■ WHAT NEEDS TO BE DONE: Each line of the listing where "dominant" appears should be reported.

■ RECORDS:

_ _ _ _ _ _ _

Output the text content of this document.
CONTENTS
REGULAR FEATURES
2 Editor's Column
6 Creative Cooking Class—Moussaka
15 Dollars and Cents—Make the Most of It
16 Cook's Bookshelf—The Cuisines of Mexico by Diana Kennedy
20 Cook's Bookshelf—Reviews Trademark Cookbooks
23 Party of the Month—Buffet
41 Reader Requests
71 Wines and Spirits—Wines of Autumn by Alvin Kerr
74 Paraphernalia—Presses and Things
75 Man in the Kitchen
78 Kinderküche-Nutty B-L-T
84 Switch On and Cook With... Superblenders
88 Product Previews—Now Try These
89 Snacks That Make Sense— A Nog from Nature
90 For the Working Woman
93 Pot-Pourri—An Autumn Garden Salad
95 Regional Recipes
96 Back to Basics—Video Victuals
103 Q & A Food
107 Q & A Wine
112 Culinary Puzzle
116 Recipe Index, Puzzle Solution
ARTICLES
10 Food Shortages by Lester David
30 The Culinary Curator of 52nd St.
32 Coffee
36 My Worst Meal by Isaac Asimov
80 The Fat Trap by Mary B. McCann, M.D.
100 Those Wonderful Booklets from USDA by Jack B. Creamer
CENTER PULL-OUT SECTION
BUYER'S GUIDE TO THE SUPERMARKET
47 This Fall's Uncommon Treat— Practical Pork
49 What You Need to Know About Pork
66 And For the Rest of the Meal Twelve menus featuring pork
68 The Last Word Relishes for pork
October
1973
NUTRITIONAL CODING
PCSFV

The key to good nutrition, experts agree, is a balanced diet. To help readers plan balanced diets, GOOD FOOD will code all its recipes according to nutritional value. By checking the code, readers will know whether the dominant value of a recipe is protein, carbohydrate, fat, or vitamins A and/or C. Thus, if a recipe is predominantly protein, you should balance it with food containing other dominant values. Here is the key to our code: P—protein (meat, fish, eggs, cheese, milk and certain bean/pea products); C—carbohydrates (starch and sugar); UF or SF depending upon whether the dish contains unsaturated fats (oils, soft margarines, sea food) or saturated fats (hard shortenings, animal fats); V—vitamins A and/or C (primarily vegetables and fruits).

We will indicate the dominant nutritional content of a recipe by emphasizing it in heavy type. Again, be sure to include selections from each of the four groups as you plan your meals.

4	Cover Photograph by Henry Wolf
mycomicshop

_ _ _ _ _ _ _

■ SOLUTION FOR THIS EXERCISE:
The key to good nutrition, experts agree, is a balanced diet. To help readers plan balanced diets, GOOD FOOD will code all its recipes according to nutritional value. By checking the code, readers will know whether the dominant value of a recipe is protein, carbohydrate, fat, or vitamins A and/or C. Thus, if a recipe is predominantly protein, you should balance it with food containing other dominant values. Here is the key to our code: P—protein (meat, fish, eggs, cheese, milk and certain bean/pea products); C—carbohydrates (starch and sugar); UF or SF depending upon whether the dish contains unsaturated fats (oils, soft margarines, sea food) or saturated fats (hard shortenings, animal fats); V—vitamins A and/or C (primarily vegetables and fruits).
We will indicate the dominant nutritional content of a recipe by emphasizing it in heavy type. Again, be sure to include selections from each of the four groups as you plan your meals.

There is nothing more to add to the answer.